▸ EXERCISE OBJECTIVE: Below is a set of records; print all of them exactly as written.

---------- TASK MATERIAL

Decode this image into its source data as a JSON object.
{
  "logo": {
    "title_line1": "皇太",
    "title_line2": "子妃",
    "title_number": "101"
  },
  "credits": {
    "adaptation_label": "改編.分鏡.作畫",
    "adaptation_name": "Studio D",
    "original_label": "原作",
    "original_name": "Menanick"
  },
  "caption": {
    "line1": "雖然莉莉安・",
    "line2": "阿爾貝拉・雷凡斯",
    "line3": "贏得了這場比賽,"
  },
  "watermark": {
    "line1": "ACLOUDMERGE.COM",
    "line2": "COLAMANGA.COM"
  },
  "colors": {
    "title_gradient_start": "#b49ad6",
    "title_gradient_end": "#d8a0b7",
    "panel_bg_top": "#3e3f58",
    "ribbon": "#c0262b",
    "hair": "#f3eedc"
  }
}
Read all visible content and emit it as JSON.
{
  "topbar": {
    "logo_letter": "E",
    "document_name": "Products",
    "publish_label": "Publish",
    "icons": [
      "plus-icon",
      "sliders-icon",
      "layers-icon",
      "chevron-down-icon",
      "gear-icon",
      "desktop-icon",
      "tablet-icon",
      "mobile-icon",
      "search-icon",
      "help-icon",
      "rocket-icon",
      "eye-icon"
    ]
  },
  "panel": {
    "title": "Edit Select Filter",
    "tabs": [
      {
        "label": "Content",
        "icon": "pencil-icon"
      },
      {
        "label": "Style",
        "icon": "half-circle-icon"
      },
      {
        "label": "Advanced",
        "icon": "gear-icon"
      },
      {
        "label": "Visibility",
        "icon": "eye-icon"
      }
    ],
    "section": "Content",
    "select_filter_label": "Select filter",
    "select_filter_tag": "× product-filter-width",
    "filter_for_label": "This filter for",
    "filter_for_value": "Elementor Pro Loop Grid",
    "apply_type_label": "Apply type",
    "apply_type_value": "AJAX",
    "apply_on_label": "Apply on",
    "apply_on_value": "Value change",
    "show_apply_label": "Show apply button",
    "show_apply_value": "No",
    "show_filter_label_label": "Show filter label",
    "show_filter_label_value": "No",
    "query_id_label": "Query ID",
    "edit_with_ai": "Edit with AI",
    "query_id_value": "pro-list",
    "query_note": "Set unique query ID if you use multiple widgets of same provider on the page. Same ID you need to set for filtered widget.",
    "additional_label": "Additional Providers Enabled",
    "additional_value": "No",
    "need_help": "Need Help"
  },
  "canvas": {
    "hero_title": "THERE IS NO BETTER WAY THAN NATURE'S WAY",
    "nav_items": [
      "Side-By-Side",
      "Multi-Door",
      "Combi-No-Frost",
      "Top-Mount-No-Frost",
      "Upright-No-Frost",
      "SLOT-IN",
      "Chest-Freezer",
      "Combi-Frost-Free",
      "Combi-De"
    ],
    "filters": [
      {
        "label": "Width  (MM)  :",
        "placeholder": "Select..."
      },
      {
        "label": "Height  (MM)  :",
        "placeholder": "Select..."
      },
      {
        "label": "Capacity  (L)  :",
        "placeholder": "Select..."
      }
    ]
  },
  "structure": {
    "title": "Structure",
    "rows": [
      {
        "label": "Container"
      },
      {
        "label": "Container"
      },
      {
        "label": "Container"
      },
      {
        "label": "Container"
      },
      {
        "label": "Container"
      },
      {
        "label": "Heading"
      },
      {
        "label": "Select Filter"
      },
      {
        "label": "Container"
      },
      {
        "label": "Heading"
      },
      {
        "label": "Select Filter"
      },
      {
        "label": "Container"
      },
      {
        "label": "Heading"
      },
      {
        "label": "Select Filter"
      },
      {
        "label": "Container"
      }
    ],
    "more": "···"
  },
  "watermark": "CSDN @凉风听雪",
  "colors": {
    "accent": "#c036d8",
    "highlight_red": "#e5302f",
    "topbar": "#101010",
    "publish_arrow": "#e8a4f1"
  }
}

--------------------

▸ WRITTEN ANSWER:
Decode this image into its source data as a JSON object.
{
  "logo": {
    "title_line1": "皇太",
    "title_line2": "子妃",
    "title_number": "101"
  },
  "credits": {
    "adaptation_label": "改編.分鏡.作畫",
    "adaptation_name": "Studio D",
    "original_label": "原作",
    "original_name": "Menanick"
  },
  "caption": {
    "line1": "雖然莉莉安・",
    "line2": "阿爾貝拉・雷凡斯",
    "line3": "贏得了這場比賽,"
  },
  "watermark": {
    "line1": "ACLOUDMERGE.COM",
    "line2": "COLAMANGA.COM"
  },
  "colors": {
    "title_gradient_start": "#b49ad6",
    "title_gradient_end": "#d8a0b7",
    "panel_bg_top": "#3e3f58",
    "ribbon": "#c0262b",
    "hair": "#f3eedc"
  }
}
Read all visible content and emit it as JSON.
{
  "topbar": {
    "logo_letter": "E",
    "document_name": "Products",
    "publish_label": "Publish",
    "icons": [
      "plus-icon",
      "sliders-icon",
      "layers-icon",
      "chevron-down-icon",
      "gear-icon",
      "desktop-icon",
      "tablet-icon",
      "mobile-icon",
      "search-icon",
      "help-icon",
      "rocket-icon",
      "eye-icon"
    ]
  },
  "panel": {
    "title": "Edit Select Filter",
    "tabs": [
      {
        "label": "Content",
        "icon": "pencil-icon"
      },
      {
        "label": "Style",
        "icon": "half-circle-icon"
      },
      {
        "label": "Advanced",
        "icon": "gear-icon"
      },
      {
        "label": "Visibility",
        "icon": "eye-icon"
      }
    ],
    "section": "Content",
    "select_filter_label": "Select filter",
    "select_filter_tag": "× product-filter-width",
    "filter_for_label": "This filter for",
    "filter_for_value": "Elementor Pro Loop Grid",
    "apply_type_label": "Apply type",
    "apply_type_value": "AJAX",
    "apply_on_label": "Apply on",
    "apply_on_value": "Value change",
    "show_apply_label": "Show apply button",
    "show_apply_value": "No",
    "show_filter_label_label": "Show filter label",
    "show_filter_label_value": "No",
    "query_id_label": "Query ID",
    "edit_with_ai": "Edit with AI",
    "query_id_value": "pro-list",
    "query_note": "Set unique query ID if you use multiple widgets of same provider on the page. Same ID you need to set for filtered widget.",
    "additional_label": "Additional Providers Enabled",
    "additional_value": "No",
    "need_help": "Need Help"
  },
  "canvas": {
    "hero_title": "THERE IS NO BETTER WAY THAN NATURE'S WAY",
    "nav_items": [
      "Side-By-Side",
      "Multi-Door",
      "Combi-No-Frost",
      "Top-Mount-No-Frost",
      "Upright-No-Frost",
      "SLOT-IN",
      "Chest-Freezer",
      "Combi-Frost-Free",
      "Combi-De"
    ],
    "filters": [
      {
        "label": "Width  (MM)  :",
        "placeholder": "Select..."
      },
      {
        "label": "Height  (MM)  :",
        "placeholder": "Select..."
      },
      {
        "label": "Capacity  (L)  :",
        "placeholder": "Select..."
      }
    ]
  },
  "structure": {
    "title": "Structure",
    "rows": [
      {
        "label": "Container"
      },
      {
        "label": "Container"
      },
      {
        "label": "Container"
      },
      {
        "label": "Container"
      },
      {
        "label": "Container"
      },
      {
        "label": "Heading"
      },
      {
        "label": "Select Filter"
      },
      {
        "label": "Container"
      },
      {
        "label": "Heading"
      },
      {
        "label": "Select Filter"
      },
      {
        "label": "Container"
      },
      {
        "label": "Heading"
      },
      {
        "label": "Select Filter"
      },
      {
        "label": "Container"
      }
    ],
    "more": "···"
  },
  "watermark": "CSDN @凉风听雪",
  "colors": {
    "accent": "#c036d8",
    "highlight_red": "#e5302f",
    "topbar": "#101010",
    "publish_arrow": "#e8a4f1"
  }
}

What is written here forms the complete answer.